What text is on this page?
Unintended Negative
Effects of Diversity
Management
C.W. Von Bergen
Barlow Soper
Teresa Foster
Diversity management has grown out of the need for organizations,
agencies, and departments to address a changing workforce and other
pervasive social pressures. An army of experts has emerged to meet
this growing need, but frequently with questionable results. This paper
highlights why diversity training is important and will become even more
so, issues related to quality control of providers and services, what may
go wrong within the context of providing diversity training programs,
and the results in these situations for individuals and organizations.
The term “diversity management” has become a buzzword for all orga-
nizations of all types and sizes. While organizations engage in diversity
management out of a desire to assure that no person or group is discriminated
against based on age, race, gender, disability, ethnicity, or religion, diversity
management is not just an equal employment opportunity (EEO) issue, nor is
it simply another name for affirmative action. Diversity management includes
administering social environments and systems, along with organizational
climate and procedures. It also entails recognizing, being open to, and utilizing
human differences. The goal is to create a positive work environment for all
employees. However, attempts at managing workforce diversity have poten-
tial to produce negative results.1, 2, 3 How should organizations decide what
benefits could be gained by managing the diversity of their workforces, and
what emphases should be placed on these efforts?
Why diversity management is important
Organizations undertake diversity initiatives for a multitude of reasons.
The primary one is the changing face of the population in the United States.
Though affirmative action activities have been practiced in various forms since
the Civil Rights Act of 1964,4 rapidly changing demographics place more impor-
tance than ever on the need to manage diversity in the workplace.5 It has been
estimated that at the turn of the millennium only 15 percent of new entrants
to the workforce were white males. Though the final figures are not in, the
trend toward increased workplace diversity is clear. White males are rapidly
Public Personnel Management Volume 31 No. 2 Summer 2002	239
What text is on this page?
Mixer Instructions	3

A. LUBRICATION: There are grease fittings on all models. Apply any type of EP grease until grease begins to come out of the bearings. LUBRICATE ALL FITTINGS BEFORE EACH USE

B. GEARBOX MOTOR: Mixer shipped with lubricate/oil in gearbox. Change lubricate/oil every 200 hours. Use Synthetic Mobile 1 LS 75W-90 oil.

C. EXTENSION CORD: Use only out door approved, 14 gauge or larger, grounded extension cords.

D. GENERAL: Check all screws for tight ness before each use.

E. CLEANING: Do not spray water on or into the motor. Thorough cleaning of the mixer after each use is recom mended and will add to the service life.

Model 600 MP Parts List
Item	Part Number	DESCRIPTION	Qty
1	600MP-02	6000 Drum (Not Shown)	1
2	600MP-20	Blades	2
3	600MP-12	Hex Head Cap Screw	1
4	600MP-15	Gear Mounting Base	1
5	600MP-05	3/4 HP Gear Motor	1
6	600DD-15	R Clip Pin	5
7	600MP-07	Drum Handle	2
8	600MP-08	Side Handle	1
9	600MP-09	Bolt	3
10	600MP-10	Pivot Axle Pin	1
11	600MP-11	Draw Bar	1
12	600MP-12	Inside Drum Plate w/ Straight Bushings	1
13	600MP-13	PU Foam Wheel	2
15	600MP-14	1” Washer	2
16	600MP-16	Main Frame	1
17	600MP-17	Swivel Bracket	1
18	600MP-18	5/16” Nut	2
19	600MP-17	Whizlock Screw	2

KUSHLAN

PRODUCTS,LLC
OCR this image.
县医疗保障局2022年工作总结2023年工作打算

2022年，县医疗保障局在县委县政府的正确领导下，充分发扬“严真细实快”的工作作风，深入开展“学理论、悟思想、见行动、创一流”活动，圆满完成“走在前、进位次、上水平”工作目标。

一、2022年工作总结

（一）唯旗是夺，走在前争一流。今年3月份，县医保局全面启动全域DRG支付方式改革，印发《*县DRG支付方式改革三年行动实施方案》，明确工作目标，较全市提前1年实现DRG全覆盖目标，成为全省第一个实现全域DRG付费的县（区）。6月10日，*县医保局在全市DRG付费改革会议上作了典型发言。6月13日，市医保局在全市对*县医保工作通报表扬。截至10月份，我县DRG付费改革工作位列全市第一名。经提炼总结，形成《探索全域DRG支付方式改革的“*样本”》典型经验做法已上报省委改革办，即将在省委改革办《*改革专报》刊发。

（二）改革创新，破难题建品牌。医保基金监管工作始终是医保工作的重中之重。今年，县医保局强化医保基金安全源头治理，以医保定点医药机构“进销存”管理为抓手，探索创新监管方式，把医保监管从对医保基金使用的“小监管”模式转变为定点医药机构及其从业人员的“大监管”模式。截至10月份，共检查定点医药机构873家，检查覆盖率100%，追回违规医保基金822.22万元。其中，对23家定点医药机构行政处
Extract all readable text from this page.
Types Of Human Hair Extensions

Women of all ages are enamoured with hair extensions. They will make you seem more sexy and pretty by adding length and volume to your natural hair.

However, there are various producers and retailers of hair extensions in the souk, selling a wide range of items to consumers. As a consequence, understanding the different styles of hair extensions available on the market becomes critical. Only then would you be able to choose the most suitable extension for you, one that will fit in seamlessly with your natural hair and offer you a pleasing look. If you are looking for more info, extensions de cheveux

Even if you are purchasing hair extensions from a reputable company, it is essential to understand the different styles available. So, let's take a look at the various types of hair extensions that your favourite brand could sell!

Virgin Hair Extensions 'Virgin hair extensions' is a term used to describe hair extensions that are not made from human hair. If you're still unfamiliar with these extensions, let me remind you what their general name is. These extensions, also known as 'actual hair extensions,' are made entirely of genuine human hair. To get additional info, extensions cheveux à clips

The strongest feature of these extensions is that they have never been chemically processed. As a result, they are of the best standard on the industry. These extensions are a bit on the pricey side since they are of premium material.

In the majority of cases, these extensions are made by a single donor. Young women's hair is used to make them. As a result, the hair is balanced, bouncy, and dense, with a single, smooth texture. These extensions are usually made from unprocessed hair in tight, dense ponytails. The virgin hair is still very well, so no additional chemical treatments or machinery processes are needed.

Set problem: Repeat every record, exactly as written.

Solved problem:
What text is on this page?
Unintended Negative
Effects of Diversity
Management
C.W. Von Bergen
Barlow Soper
Teresa Foster
Diversity management has grown out of the need for organizations,
agencies, and departments to address a changing workforce and other
pervasive social pressures. An army of experts has emerged to meet
this growing need, but frequently with questionable results. This paper
highlights why diversity training is important and will become even more
so, issues related to quality control of providers and services, what may
go wrong within the context of providing diversity training programs,
and the results in these situations for individuals and organizations.
The term “diversity management” has become a buzzword for all orga-
nizations of all types and sizes. While organizations engage in diversity
management out of a desire to assure that no person or group is discriminated
against based on age, race, gender, disability, ethnicity, or religion, diversity
management is not just an equal employment opportunity (EEO) issue, nor is
it simply another name for affirmative action. Diversity management includes
administering social environments and systems, along with organizational
climate and procedures. It also entails recognizing, being open to, and utilizing
human differences. The goal is to create a positive work environment for all
employees. However, attempts at managing workforce diversity have poten-
tial to produce negative results.1, 2, 3 How should organizations decide what
benefits could be gained by managing the diversity of their workforces, and
what emphases should be placed on these efforts?
Why diversity management is important
Organizations undertake diversity initiatives for a multitude of reasons.
The primary one is the changing face of the population in the United States.
Though affirmative action activities have been practiced in various forms since
the Civil Rights Act of 1964,4 rapidly changing demographics place more impor-
tance than ever on the need to manage diversity in the workplace.5 It has been
estimated that at the turn of the millennium only 15 percent of new entrants
to the workforce were white males. Though the final figures are not in, the
trend toward increased workplace diversity is clear. White males are rapidly
Public Personnel Management Volume 31 No. 2 Summer 2002	239
What text is on this page?
Mixer Instructions	3

A. LUBRICATION: There are grease fittings on all models. Apply any type of EP grease until grease begins to come out of the bearings. LUBRICATE ALL FITTINGS BEFORE EACH USE

B. GEARBOX MOTOR: Mixer shipped with lubricate/oil in gearbox. Change lubricate/oil every 200 hours. Use Synthetic Mobile 1 LS 75W-90 oil.

C. EXTENSION CORD: Use only out door approved, 14 gauge or larger, grounded extension cords.

D. GENERAL: Check all screws for tight ness before each use.

E. CLEANING: Do not spray water on or into the motor. Thorough cleaning of the mixer after each use is recom mended and will add to the service life.

Model 600 MP Parts List
Item	Part Number	DESCRIPTION	Qty
1	600MP-02	6000 Drum (Not Shown)	1
2	600MP-20	Blades	2
3	600MP-12	Hex Head Cap Screw	1
4	600MP-15	Gear Mounting Base	1
5	600MP-05	3/4 HP Gear Motor	1
6	600DD-15	R Clip Pin	5
7	600MP-07	Drum Handle	2
8	600MP-08	Side Handle	1
9	600MP-09	Bolt	3
10	600MP-10	Pivot Axle Pin	1
11	600MP-11	Draw Bar	1
12	600MP-12	Inside Drum Plate w/ Straight Bushings	1
13	600MP-13	PU Foam Wheel	2
15	600MP-14	1” Washer	2
16	600MP-16	Main Frame	1
17	600MP-17	Swivel Bracket	1
18	600MP-18	5/16” Nut	2
19	600MP-17	Whizlock Screw	2

KUSHLAN

PRODUCTS,LLC
OCR this image.
县医疗保障局2022年工作总结2023年工作打算

2022年，县医疗保障局在县委县政府的正确领导下，充分发扬“严真细实快”的工作作风，深入开展“学理论、悟思想、见行动、创一流”活动，圆满完成“走在前、进位次、上水平”工作目标。

一、2022年工作总结

（一）唯旗是夺，走在前争一流。今年3月份，县医保局全面启动全域DRG支付方式改革，印发《*县DRG支付方式改革三年行动实施方案》，明确工作目标，较全市提前1年实现DRG全覆盖目标，成为全省第一个实现全域DRG付费的县（区）。6月10日，*县医保局在全市DRG付费改革会议上作了典型发言。6月13日，市医保局在全市对*县医保工作通报表扬。截至10月份，我县DRG付费改革工作位列全市第一名。经提炼总结，形成《探索全域DRG支付方式改革的“*样本”》典型经验做法已上报省委改革办，即将在省委改革办《*改革专报》刊发。

（二）改革创新，破难题建品牌。医保基金监管工作始终是医保工作的重中之重。今年，县医保局强化医保基金安全源头治理，以医保定点医药机构“进销存”管理为抓手，探索创新监管方式，把医保监管从对医保基金使用的“小监管”模式转变为定点医药机构及其从业人员的“大监管”模式。截至10月份，共检查定点医药机构873家，检查覆盖率100%，追回违规医保基金822.22万元。其中，对23家定点医药机构行政处
Extract all readable text from this page.
Types Of Human Hair Extensions

Women of all ages are enamoured with hair extensions. They will make you seem more sexy and pretty by adding length and volume to your natural hair.

However, there are various producers and retailers of hair extensions in the souk, selling a wide range of items to consumers. As a consequence, understanding the different styles of hair extensions available on the market becomes critical. Only then would you be able to choose the most suitable extension for you, one that will fit in seamlessly with your natural hair and offer you a pleasing look. If you are looking for more info, extensions de cheveux

Even if you are purchasing hair extensions from a reputable company, it is essential to understand the different styles available. So, let's take a look at the various types of hair extensions that your favourite brand could sell!

Virgin Hair Extensions 'Virgin hair extensions' is a term used to describe hair extensions that are not made from human hair. If you're still unfamiliar with these extensions, let me remind you what their general name is. These extensions, also known as 'actual hair extensions,' are made entirely of genuine human hair. To get additional info, extensions cheveux à clips

The strongest feature of these extensions is that they have never been chemically processed. As a result, they are of the best standard on the industry. These extensions are a bit on the pricey side since they are of premium material.

In the majority of cases, these extensions are made by a single donor. Young women's hair is used to make them. As a result, the hair is balanced, bouncy, and dense, with a single, smooth texture. These extensions are usually made from unprocessed hair in tight, dense ponytails. The virgin hair is still very well, so no additional chemical treatments or machinery processes are needed.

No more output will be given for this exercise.